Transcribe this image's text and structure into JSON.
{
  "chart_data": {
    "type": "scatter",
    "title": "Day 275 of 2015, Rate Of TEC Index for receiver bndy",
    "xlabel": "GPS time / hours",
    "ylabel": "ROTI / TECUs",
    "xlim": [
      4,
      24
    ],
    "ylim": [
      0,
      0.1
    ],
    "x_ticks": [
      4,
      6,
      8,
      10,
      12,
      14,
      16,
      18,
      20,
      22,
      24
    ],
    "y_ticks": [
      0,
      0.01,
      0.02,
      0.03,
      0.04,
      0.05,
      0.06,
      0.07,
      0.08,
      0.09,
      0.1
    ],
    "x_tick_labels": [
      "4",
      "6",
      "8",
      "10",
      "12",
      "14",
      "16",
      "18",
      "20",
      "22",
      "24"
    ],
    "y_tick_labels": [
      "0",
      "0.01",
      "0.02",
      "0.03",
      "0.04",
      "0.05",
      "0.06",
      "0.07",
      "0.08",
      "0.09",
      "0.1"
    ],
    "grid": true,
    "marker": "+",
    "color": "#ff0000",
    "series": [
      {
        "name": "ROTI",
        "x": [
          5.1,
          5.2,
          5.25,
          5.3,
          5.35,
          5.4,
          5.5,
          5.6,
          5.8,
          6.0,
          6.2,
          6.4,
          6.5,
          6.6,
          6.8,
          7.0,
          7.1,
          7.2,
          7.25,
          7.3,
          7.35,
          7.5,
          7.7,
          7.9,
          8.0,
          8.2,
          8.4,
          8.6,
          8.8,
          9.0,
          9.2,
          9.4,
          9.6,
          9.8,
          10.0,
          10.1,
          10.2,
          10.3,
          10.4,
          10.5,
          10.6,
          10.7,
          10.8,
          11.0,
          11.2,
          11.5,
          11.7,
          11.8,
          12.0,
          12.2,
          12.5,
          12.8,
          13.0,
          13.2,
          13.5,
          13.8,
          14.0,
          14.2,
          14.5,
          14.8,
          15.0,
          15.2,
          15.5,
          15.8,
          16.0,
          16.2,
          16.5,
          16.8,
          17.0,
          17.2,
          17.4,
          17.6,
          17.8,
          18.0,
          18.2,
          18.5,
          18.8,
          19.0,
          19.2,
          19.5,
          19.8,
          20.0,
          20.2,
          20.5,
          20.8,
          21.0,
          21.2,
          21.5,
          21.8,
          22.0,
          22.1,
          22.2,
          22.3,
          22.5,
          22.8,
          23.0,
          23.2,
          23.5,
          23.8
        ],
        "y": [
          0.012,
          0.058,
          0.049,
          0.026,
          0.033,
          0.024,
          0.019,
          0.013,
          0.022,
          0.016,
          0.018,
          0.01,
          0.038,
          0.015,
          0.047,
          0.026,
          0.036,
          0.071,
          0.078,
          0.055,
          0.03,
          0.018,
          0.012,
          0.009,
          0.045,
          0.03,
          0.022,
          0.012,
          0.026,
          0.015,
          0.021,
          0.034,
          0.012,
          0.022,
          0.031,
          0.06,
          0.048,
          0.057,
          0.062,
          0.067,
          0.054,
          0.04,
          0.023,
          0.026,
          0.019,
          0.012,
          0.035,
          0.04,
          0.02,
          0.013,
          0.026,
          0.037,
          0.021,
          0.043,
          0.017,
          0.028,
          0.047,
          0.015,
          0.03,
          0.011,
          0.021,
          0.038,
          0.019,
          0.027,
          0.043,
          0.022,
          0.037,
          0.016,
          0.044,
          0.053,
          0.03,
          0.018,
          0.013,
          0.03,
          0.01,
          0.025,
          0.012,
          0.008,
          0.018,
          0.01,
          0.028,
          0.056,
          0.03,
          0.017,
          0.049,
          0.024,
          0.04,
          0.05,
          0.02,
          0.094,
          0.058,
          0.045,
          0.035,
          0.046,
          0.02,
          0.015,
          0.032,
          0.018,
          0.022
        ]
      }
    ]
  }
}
=-=-=-=-=
#### What the task asks
Retype all of the material, keeping each line exact.

#### Complete answer
Transcribe this image's text and structure into JSON.
{
  "chart_data": {
    "type": "scatter",
    "title": "Day 275 of 2015, Rate Of TEC Index for receiver bndy",
    "xlabel": "GPS time / hours",
    "ylabel": "ROTI / TECUs",
    "xlim": [
      4,
      24
    ],
    "ylim": [
      0,
      0.1
    ],
    "x_ticks": [
      4,
      6,
      8,
      10,
      12,
      14,
      16,
      18,
      20,
      22,
      24
    ],
    "y_ticks": [
      0,
      0.01,
      0.02,
      0.03,
      0.04,
      0.05,
      0.06,
      0.07,
      0.08,
      0.09,
      0.1
    ],
    "x_tick_labels": [
      "4",
      "6",
      "8",
      "10",
      "12",
      "14",
      "16",
      "18",
      "20",
      "22",
      "24"
    ],
    "y_tick_labels": [
      "0",
      "0.01",
      "0.02",
      "0.03",
      "0.04",
      "0.05",
      "0.06",
      "0.07",
      "0.08",
      "0.09",
      "0.1"
    ],
    "grid": true,
    "marker": "+",
    "color": "#ff0000",
    "series": [
      {
        "name": "ROTI",
        "x": [
          5.1,
          5.2,
          5.25,
          5.3,
          5.35,
          5.4,
          5.5,
          5.6,
          5.8,
          6.0,
          6.2,
          6.4,
          6.5,
          6.6,
          6.8,
          7.0,
          7.1,
          7.2,
          7.25,
          7.3,
          7.35,
          7.5,
          7.7,
          7.9,
          8.0,
          8.2,
          8.4,
          8.6,
          8.8,
          9.0,
          9.2,
          9.4,
          9.6,
          9.8,
          10.0,
          10.1,
          10.2,
          10.3,
          10.4,
          10.5,
          10.6,
          10.7,
          10.8,
          11.0,
          11.2,
          11.5,
          11.7,
          11.8,
          12.0,
          12.2,
          12.5,
          12.8,
          13.0,
          13.2,
          13.5,
          13.8,
          14.0,
          14.2,
          14.5,
          14.8,
          15.0,
          15.2,
          15.5,
          15.8,
          16.0,
          16.2,
          16.5,
          16.8,
          17.0,
          17.2,
          17.4,
          17.6,
          17.8,
          18.0,
          18.2,
          18.5,
          18.8,
          19.0,
          19.2,
          19.5,
          19.8,
          20.0,
          20.2,
          20.5,
          20.8,
          21.0,
          21.2,
          21.5,
          21.8,
          22.0,
          22.1,
          22.2,
          22.3,
          22.5,
          22.8,
          23.0,
          23.2,
          23.5,
          23.8
        ],
        "y": [
          0.012,
          0.058,
          0.049,
          0.026,
          0.033,
          0.024,
          0.019,
          0.013,
          0.022,
          0.016,
          0.018,
          0.01,
          0.038,
          0.015,
          0.047,
          0.026,
          0.036,
          0.071,
          0.078,
          0.055,
          0.03,
          0.018,
          0.012,
          0.009,
          0.045,
          0.03,
          0.022,
          0.012,
          0.026,
          0.015,
          0.021,
          0.034,
          0.012,
          0.022,
          0.031,
          0.06,
          0.048,
          0.057,
          0.062,
          0.067,
          0.054,
          0.04,
          0.023,
          0.026,
          0.019,
          0.012,
          0.035,
          0.04,
          0.02,
          0.013,
          0.026,
          0.037,
          0.021,
          0.043,
          0.017,
          0.028,
          0.047,
          0.015,
          0.03,
          0.011,
          0.021,
          0.038,
          0.019,
          0.027,
          0.043,
          0.022,
          0.037,
          0.016,
          0.044,
          0.053,
          0.03,
          0.018,
          0.013,
          0.03,
          0.01,
          0.025,
          0.012,
          0.008,
          0.018,
          0.01,
          0.028,
          0.056,
          0.03,
          0.017,
          0.049,
          0.024,
          0.04,
          0.05,
          0.02,
          0.094,
          0.058,
          0.045,
          0.035,
          0.046,
          0.02,
          0.015,
          0.032,
          0.018,
          0.022
        ]
      }
    ]
  }
}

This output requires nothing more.